● **DATASET ENTRIES**:

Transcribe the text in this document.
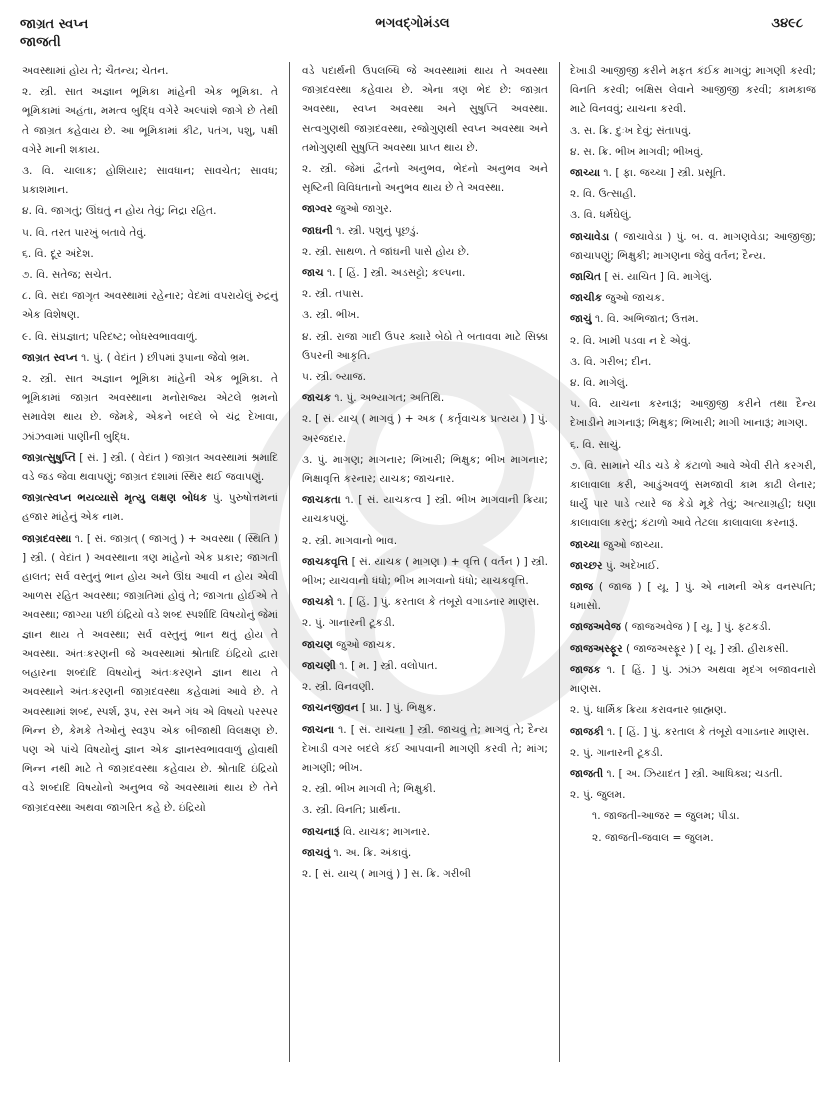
જાગ્રત સ્વપ્ન
જાજતી
ભગવદ્ગોમંડલ	૩૪૯૮
અવસ્થામાં હોય તે; ચૈતન્ય; ચેતન.
૨. સ્ત્રી. સાત અજ્ઞાન ભૂમિકા માંહેની એક ભૂમિકા. તે ભૂમિકામાં અહંતા, મમત્વ બુદ્ધિ વગેરે અલ્પાંશે જાગે છે તેથી તે જાગ્રત કહેવાય છે. આ ભૂમિકામાં કીટ, પતંગ, પશુ, પક્ષી વગેરે માની શકાય.
૩. વિ. ચાલાક; હોશિયાર; સાવધાન; સાવચેત; સાવધ; પ્રકાશમાન.
૪. વિ. જાગતું; ઊંઘતું ન હોય તેવું; નિદ્રા રહિત.
૫. વિ. તરત પારખું બતાવે તેવું.
૬. વિ. દૂર અંદેશ.
૭. વિ. સતેજ; સચેત.
૮. વિ. સદા જાગૃત અવસ્થામાં રહેનાર; વેદમાં વપરાયેલું રુદ્રનું એક વિશેષણ.
૯. વિ. સંપ્રજ્ઞાત; પરિદષ્ટ; બોધસ્વભાવવાળું.
જાગ્રત સ્વપ્ન ૧. પું. ( વેદાંત ) છીપમાં રૂપાના જેવો ભ્રમ.
૨. સ્ત્રી. સાત અજ્ઞાન ભૂમિકા માંહેની એક ભૂમિકા. તે ભૂમિકામાં જાગ્રત અવસ્થાના મનોરાજ્ય એટલે ભ્રમનો સમાવેશ થાય છે. જેમકે, એકને બદલે બે ચંદ્ર દેખાવા, ઝાંઝવામાં પાણીની બુદ્ધિ.
જાગ્રત્સુષુપ્તિ [ સં. ] સ્ત્રી. ( વેદાંત ) જાગ્રત અવસ્થામાં શ્રમાદિ વડે જડ જેવા થવાપણું; જાગ્રત દશામાં સ્થિર થઈ જવાપણું.
જાગ્રત્સ્વપ્ન ભયવ્યાસે મૃત્યુ લક્ષણ બોધક પું. પુરુષોત્તમનાં હજાર માંહેનું એક નામ.
જાગ્રદવસ્થા ૧. [ સં. જાગ્રત્ ( જાગતું ) + અવસ્થા ( સ્થિતિ ) ] સ્ત્રી. ( વેદાંત ) અવસ્થાના ત્રણ માંહેનો એક પ્રકાર; જાગતી હાલત; સર્વ વસ્તુનું ભાન હોય અને ઊંઘ આવી ન હોય એવી આળસ રહિત અવસ્થા; જાગ્રતિમાં હોવું તે; જાગતા હોઈએ તે અવસ્થા; જાગ્યા પછી ઇંદ્રિયો વડે શબ્દ સ્પર્શાદિ વિષયોનું જેમાં જ્ઞાન થાય તે અવસ્થા; સર્વ વસ્તુનું ભાન થતું હોય તે અવસ્થા. અંતઃકરણની જે અવસ્થામાં શ્રોતાદિ ઇંદ્રિયો દ્વારા બહારના શબ્દાદિ વિષયોનું અંતઃકરણને જ્ઞાન થાય તે અવસ્થાને અંતઃકરણની જાગ્રદવસ્થા કહેવામાં આવે છે. તે અવસ્થામાં શબ્દ, સ્પર્શ, રૂપ, રસ અને ગંધ એ વિષયો પરસ્પર ભિન્ન છે, કેમકે તેઓનું સ્વરૂપ એક બીજાથી વિલક્ષણ છે. પણ એ પાંચે વિષયોનું જ્ઞાન એક જ્ઞાનસ્વભાવવાળું હોવાથી ભિન્ન નથી માટે તે જાગ્રદવસ્થા કહેવાય છે. શ્રોતાદિ ઇંદ્રિયો વડે શબ્દાદિ વિષયોનો અનુભવ જે અવસ્થામાં થાય છે તેને જાગ્રદવસ્થા અથવા જાગરિત કહે છે. ઇંદ્રિયો
વડે પદાર્થની ઉપલબ્ધિ જે અવસ્થામાં થાય તે અવસ્થા જાગ્રદવસ્થા કહેવાય છે. એના ત્રણ ભેદ છે: જાગ્રત અવસ્થા, સ્વપ્ન અવસ્થા અને સુષુપ્તિ અવસ્થા. સત્વગુણથી જાગ્રદવસ્થા, રજોગુણથી સ્વપ્ન અવસ્થા અને તમોગુણથી સુષુપ્તિ અવસ્થા પ્રાપ્ત થાય છે.
૨. સ્ત્રી. જેમાં દ્વૈતનો અનુભવ, ભેદનો અનુભવ અને સૃષ્ટિની વિવિધતાનો અનુભવ થાય છે તે અવસ્થા.
જાગ્વર જુઓ જાગુર.
જાઘની ૧. સ્ત્રી. પશુનું પૂછડું.
૨. સ્ત્રી. સાથળ. તે જાંઘની પાસે હોય છે.
જાચ ૧. [ હિં. ] સ્ત્રી. અડસટ્ટો; કલ્પના.
૨. સ્ત્રી. તપાસ.
૩. સ્ત્રી. ભીખ.
૪. સ્ત્રી. રાજા ગાદી ઉપર ક્યારે બેઠો તે બતાવવા માટે સિક્કા ઉપરની આકૃતિ.
૫. સ્ત્રી. બ્યાજ.
જાચક ૧. પું. અભ્યાગત; અતિથિ.
૨. [ સં. યાચ્ ( માગવું ) + અક ( કર્તૃવાચક પ્રત્યય ) ] પું. અરજદાર.
૩. પું. માગણ; માગનાર; ભિખારી; ભિક્ષુક; ભીખ માગનાર; ભિક્ષાવૃત્તિ કરનાર; યાચક; જાચનાર.
જાચકતા ૧. [ સં. યાચકત્વ ] સ્ત્રી. ભીખ માગવાની ક્રિયા; યાચકપણું.
૨. સ્ત્રી. માગવાનો ભાવ.
જાચકવૃત્તિ [ સં. યાચક ( માગણ ) + વૃત્તિ ( વર્તન ) ] સ્ત્રી. ભીખ; યાચવાનો ધંધો; ભીખ માગવાનો ધંધો; યાચકવૃત્તિ.
જાચકો ૧. [ હિં. ] પું. કરતાલ કે તંબૂરો વગાડનાર માણસ.
૨. પું. ગાનારની ટૂકડી.
જાચણ જુઓ જાચક.
જાચણી ૧. [ મ. ] સ્ત્રી. વલોપાત.
૨. સ્ત્રી. વિનવણી.
જાચનજીવન [ પ્રા. ] પું. ભિક્ષુક.
જાચના ૧. [ સં. યાચના ] સ્ત્રી. જાચવું તે; માગવું તે; દૈન્ય દેખાડી વગર બદલે કંઈ આપવાની માગણી કરવી તે; માંગ; માગણી; ભીખ.
૨. સ્ત્રી. ભીખ માગવી તે; ભિક્ષુકી.
૩. સ્ત્રી. વિનતિ; પ્રાર્થના.
જાચનારૂં વિ. યાચક; માગનાર.
જાચવું ૧. અ. ક્રિ. અંકાવું.
૨. [ સં. યાચ્ ( માગવું ) ] સ. ક્રિ. ગરીબી
દેખાડી આજીજી કરીને મફત કંઈક માગવું; માગણી કરવી; વિનતિ કરવી; બક્ષિસ લેવાને આજીજી કરવી; કામકાજ માટે વિનવવું; યાચના કરવી.
૩. સ. ક્રિ. દુઃખ દેવું; સંતાપવું.
૪. સ. ક્રિ. ભીખ માગવી; ભીખવું.
જાચ્યા ૧. [ ફા. જચ્ચા ] સ્ત્રી. પ્રસૂતિ.
૨. વિ. ઉત્સાહી.
૩. વિ. ધર્મઘેલું.
જાચાવેડા ( જાચાવેડા ) પું. બ. વ. માગણવેડા; આજીજી; જાચાપણું; ભિક્ષુકી; માગણના જેવું વર્તન; દૈન્ય.
જાચિત [ સં. યાચિત ] વિ. માગેલું.
જાચીક જુઓ જાચક.
જાચું ૧. વિ. અભિજાત; ઉત્તમ.
૨. વિ. ખામી પડવા ન દે એવું.
૩. વિ. ગરીબ; દીન.
૪. વિ. માગેલું.
૫. વિ. યાચના કરનારૂં; આજીજી કરીને તથા દૈન્ય દેખાડીને માગનારૂં; ભિક્ષુક; ભિખારી; માગી ખાનારૂં; માગણ.
૬. વિ. સાચું.
૭. વિ. સામાને ચીડ ચડે કે કંટાળો આવે એવી રીતે કરગરી, કાલાવાલા કરી, આડુંઅવળું સમજાવી કામ કાઢી લેનાર; ધાર્યું પાર પાડે ત્યારે જ કેડો મૂકે તેવું; અત્યાગ્રહી; ઘણા કાલાવાલા કરતું; કંટાળો આવે તેટલા કાલાવાલા કરનારૂં.
જાચ્ચા જુઓ જાચ્યા.
જાચ્છર પું. અદેખાઈ.
જાજ ( જાજ ) [ યૂ. ] પું. એ નામની એક વનસ્પતિ; ધમાસો.
જાજઅવેજ ( જાજઅવેજ ) [ યૂ. ] પું. ફટકડી.
જાજઅસ્ફૂર ( જાજઅસ્ફૂર ) [ યૂ. ] સ્ત્રી. હીરાકસી.
જાજક ૧. [ હિં. ] પું. ઝાંઝ અથવા મૃદંગ બજાવનારો માણસ.
૨. પું. ધાર્મિક ક્રિયા કરાવનાર બ્રાહ્મણ.
જાજકી ૧. [ હિં. ] પું. કરતાલ કે તંબૂરો વગાડનાર માણસ.
૨. પું. ગાનારની ટૂકડી.
જાજતી ૧. [ અ. ઝિયાદત ] સ્ત્રી. આધિક્ય; ચડતી.
૨. પું. જુલમ.
૧. જાજતી-આજર = જુલમ; પીડા.
૨. જાજતી-જવાલ = જુલમ.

● **WHAT YOU NEED TO DO**:
Reply with one number only: how many lines of the listing hold "રદવસ"?

● **SOLUTION TO THE EXERCISE**:
2